*PROVIDED INFORMATION:*
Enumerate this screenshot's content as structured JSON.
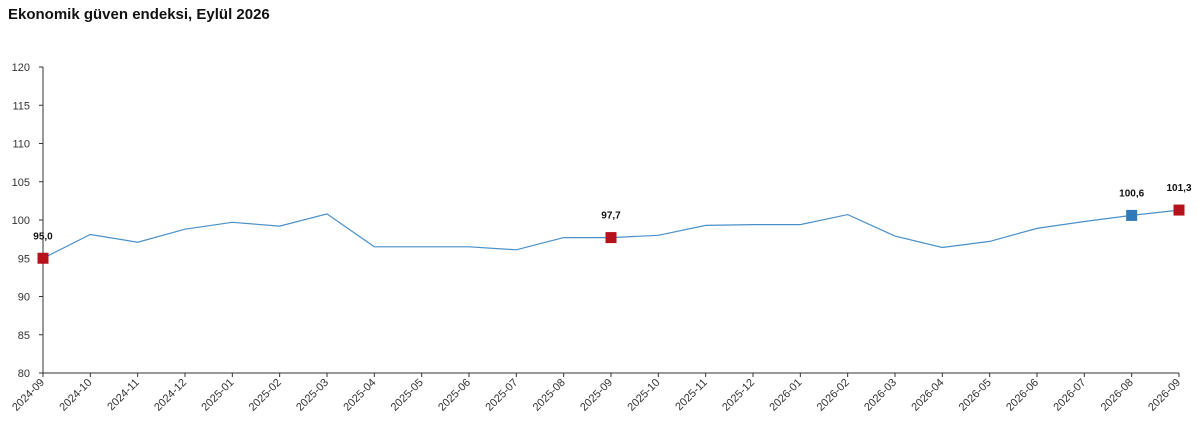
{
  "title": "Ekonomik güven endeksi, Eylül 2026",
  "colors": {
    "line": "#4a90c8",
    "marker_red": "#b5121b",
    "marker_blue": "#2f7ab8",
    "axis": "#333333",
    "text": "#111111"
  },
  "chart_data": {
    "type": "line",
    "title": "Ekonomik güven endeksi, Eylül 2026",
    "xlabel": "",
    "ylabel": "",
    "ylim": [
      80,
      120
    ],
    "yticks": [
      80,
      85,
      90,
      95,
      100,
      105,
      110,
      115,
      120
    ],
    "grid": false,
    "categories": [
      "2024-09",
      "2024-10",
      "2024-11",
      "2024-12",
      "2025-01",
      "2025-02",
      "2025-03",
      "2025-04",
      "2025-05",
      "2025-06",
      "2025-07",
      "2025-08",
      "2025-09",
      "2025-10",
      "2025-11",
      "2025-12",
      "2026-01",
      "2026-02",
      "2026-03",
      "2026-04",
      "2026-05",
      "2026-06",
      "2026-07",
      "2026-08",
      "2026-09"
    ],
    "series": [
      {
        "values": [
          95.0,
          98.1,
          97.1,
          98.8,
          99.7,
          99.2,
          100.8,
          96.5,
          96.5,
          96.5,
          96.1,
          97.7,
          97.7,
          98.0,
          99.3,
          99.4,
          99.4,
          100.7,
          97.9,
          96.4,
          97.2,
          98.9,
          99.8,
          100.6,
          101.3
        ]
      }
    ],
    "highlights": [
      {
        "category": "2024-09",
        "value": 95.0,
        "label": "95,0",
        "color": "red"
      },
      {
        "category": "2025-09",
        "value": 97.7,
        "label": "97,7",
        "color": "red"
      },
      {
        "category": "2026-08",
        "value": 100.6,
        "label": "100,6",
        "color": "blue"
      },
      {
        "category": "2026-09",
        "value": 101.3,
        "label": "101,3",
        "color": "red"
      }
    ]
  }
}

*STATED TASK:* Filter the entries down to the lines with the word "Ekonomik" in them.

*RESULT OF THIS EXERCISE:*
  "title": "Ekonomik güven endeksi, Eylül 2026",
    "title": "Ekonomik güven endeksi, Eylül 2026",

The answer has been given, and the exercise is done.